TASK DATA

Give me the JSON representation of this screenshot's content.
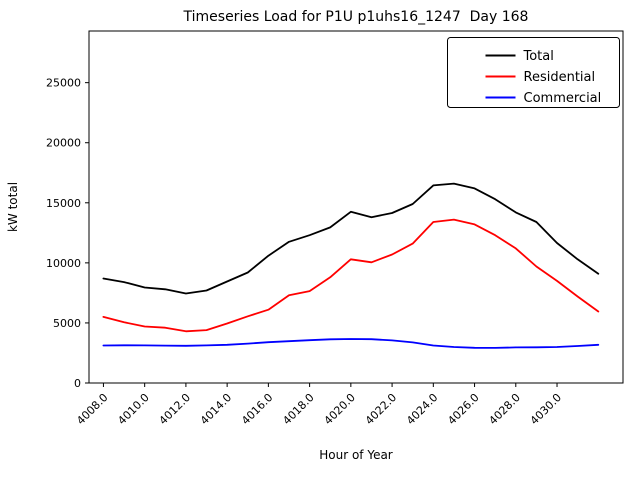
{
  "chart_data": {
    "type": "line",
    "title": "Timeseries Load for P1U p1uhs16_1247  Day 168",
    "xlabel": "Hour of Year",
    "ylabel": "kW total",
    "x": [
      4008,
      4009,
      4010,
      4011,
      4012,
      4013,
      4014,
      4015,
      4016,
      4017,
      4018,
      4019,
      4020,
      4021,
      4022,
      4023,
      4024,
      4025,
      4026,
      4027,
      4028,
      4029,
      4030,
      4031,
      4032
    ],
    "series": [
      {
        "name": "Total",
        "color": "#000000",
        "values": [
          8700,
          8400,
          7950,
          7800,
          7450,
          7700,
          8450,
          9200,
          10600,
          11750,
          12300,
          12950,
          14250,
          13800,
          14150,
          14900,
          16450,
          16600,
          16200,
          15300,
          14200,
          13400,
          11650,
          10300,
          9100
        ]
      },
      {
        "name": "Residential",
        "color": "#ff0000",
        "values": [
          5500,
          5050,
          4700,
          4600,
          4300,
          4400,
          4950,
          5550,
          6100,
          7300,
          7650,
          8800,
          10300,
          10050,
          10700,
          11600,
          13400,
          13600,
          13200,
          12300,
          11200,
          9700,
          8500,
          7200,
          5950
        ]
      },
      {
        "name": "Commercial",
        "color": "#0000ff",
        "values": [
          3120,
          3140,
          3130,
          3110,
          3100,
          3130,
          3180,
          3280,
          3400,
          3480,
          3560,
          3640,
          3660,
          3650,
          3550,
          3380,
          3120,
          3000,
          2930,
          2920,
          2960,
          2970,
          3000,
          3080,
          3180
        ]
      }
    ],
    "xticks": [
      4008,
      4010,
      4012,
      4014,
      4016,
      4018,
      4020,
      4022,
      4024,
      4026,
      4028,
      4030
    ],
    "xtick_labels": [
      "4008.0",
      "4010.0",
      "4012.0",
      "4014.0",
      "4016.0",
      "4018.0",
      "4020.0",
      "4022.0",
      "4024.0",
      "4026.0",
      "4028.0",
      "4030.0"
    ],
    "yticks": [
      0,
      5000,
      10000,
      15000,
      20000,
      25000
    ],
    "ytick_labels": [
      "0",
      "5000",
      "10000",
      "15000",
      "20000",
      "25000"
    ],
    "xlim": [
      4007.3,
      4033.2
    ],
    "ylim": [
      0,
      29300
    ],
    "grid": false,
    "legend_position": "upper right",
    "legend_entries": [
      "Total",
      "Residential",
      "Commercial"
    ]
  }
}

TO BE DONE
How many lines of the data contain the word "color"? Answer with the number alone.

ANSWER FOR THE TASK
3